What to do -> Of all the lines in the data below, how many contain "coordinate"? Report that number alone.

※ ※ ※

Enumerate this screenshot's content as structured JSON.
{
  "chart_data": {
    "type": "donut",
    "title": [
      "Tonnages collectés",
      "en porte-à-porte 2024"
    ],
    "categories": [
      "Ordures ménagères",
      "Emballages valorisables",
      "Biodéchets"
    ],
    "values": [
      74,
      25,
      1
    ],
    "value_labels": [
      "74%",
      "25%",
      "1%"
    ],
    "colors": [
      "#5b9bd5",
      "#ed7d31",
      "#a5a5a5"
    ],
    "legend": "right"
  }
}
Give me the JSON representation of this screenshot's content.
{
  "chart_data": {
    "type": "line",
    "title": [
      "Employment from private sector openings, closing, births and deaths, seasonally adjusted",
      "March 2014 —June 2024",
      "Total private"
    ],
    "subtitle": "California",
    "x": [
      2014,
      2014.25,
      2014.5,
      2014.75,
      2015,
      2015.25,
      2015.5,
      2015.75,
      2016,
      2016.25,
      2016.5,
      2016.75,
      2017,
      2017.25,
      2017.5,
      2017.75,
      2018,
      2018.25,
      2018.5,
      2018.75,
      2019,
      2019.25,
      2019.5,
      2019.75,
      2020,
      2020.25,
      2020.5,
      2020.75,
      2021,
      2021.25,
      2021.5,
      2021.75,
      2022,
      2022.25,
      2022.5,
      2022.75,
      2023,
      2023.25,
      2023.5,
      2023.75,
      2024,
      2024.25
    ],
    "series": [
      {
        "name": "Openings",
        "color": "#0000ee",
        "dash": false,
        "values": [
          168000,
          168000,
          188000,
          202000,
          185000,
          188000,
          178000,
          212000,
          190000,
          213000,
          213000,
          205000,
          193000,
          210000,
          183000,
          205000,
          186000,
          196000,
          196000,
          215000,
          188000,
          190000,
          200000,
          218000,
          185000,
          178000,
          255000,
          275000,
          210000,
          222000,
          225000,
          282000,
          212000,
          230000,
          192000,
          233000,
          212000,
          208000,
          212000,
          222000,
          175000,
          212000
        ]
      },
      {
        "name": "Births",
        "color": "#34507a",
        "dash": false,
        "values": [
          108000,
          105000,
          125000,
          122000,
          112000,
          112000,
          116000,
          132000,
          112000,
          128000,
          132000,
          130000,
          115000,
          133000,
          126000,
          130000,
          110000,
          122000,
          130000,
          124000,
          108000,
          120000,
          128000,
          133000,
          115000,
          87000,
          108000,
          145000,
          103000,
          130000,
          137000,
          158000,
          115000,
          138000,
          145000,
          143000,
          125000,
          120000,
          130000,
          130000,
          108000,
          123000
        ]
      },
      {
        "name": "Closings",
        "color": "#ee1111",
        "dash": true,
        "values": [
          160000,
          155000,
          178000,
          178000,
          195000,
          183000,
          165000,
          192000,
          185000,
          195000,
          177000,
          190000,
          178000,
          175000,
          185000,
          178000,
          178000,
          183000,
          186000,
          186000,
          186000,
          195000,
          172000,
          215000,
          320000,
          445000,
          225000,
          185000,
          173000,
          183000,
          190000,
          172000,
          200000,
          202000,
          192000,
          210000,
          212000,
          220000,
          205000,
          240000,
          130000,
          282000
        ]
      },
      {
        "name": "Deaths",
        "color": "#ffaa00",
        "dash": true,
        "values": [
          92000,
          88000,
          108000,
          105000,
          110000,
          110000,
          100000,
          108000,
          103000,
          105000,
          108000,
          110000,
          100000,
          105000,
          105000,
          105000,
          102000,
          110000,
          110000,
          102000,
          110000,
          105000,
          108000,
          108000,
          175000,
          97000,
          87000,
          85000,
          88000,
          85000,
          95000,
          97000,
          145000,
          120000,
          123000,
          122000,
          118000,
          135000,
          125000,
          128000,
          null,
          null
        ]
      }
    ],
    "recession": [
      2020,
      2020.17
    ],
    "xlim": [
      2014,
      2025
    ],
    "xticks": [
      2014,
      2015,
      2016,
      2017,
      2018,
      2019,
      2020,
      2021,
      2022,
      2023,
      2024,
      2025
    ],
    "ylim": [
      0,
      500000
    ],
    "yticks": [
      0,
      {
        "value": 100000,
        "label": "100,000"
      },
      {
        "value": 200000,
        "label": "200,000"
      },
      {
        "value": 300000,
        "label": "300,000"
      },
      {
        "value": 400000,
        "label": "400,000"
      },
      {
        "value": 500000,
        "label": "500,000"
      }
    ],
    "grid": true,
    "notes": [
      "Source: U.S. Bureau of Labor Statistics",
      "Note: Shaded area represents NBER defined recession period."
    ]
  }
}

※ ※ ※

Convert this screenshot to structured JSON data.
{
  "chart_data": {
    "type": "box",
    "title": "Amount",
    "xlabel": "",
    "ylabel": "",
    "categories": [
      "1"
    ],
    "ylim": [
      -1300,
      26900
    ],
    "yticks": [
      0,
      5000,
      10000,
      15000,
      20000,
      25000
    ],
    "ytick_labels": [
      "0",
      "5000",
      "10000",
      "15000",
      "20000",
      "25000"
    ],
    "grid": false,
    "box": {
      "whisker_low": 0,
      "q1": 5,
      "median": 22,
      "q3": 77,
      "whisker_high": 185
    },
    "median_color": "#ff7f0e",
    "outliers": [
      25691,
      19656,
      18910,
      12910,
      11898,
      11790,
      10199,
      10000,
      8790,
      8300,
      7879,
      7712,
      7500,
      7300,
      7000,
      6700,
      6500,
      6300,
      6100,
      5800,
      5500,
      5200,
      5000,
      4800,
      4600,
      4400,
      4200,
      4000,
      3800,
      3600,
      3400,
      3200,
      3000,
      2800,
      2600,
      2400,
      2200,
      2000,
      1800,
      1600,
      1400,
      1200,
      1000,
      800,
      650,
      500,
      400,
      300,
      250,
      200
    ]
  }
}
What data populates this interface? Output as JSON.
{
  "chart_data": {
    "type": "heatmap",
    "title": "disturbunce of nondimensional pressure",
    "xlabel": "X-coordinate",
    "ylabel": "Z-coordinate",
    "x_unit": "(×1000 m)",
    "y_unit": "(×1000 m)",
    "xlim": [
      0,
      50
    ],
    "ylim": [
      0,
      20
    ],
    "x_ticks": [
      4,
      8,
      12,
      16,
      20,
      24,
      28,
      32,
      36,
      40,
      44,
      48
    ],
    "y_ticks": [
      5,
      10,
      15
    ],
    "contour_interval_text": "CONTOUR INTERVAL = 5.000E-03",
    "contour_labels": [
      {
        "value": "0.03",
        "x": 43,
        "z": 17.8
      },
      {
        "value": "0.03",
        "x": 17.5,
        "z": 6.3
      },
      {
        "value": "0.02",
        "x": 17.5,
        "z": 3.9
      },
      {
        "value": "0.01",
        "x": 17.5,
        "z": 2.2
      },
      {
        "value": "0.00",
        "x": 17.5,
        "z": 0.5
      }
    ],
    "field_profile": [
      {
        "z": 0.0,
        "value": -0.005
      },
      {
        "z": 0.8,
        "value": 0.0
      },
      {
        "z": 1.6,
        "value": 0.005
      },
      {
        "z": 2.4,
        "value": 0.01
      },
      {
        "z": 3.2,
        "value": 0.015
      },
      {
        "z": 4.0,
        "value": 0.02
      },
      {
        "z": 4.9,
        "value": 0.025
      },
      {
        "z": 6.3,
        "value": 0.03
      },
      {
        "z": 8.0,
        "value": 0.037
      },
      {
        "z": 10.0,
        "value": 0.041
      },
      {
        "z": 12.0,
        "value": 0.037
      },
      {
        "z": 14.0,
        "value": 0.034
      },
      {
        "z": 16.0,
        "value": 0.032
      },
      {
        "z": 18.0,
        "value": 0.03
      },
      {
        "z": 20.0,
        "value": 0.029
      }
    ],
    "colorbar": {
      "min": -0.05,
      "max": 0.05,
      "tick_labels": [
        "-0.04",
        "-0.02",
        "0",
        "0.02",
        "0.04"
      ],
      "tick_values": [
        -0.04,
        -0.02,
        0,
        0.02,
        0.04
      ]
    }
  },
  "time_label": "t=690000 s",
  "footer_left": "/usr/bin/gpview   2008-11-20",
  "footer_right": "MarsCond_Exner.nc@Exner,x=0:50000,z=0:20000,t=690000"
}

※ ※ ※

Response -> 2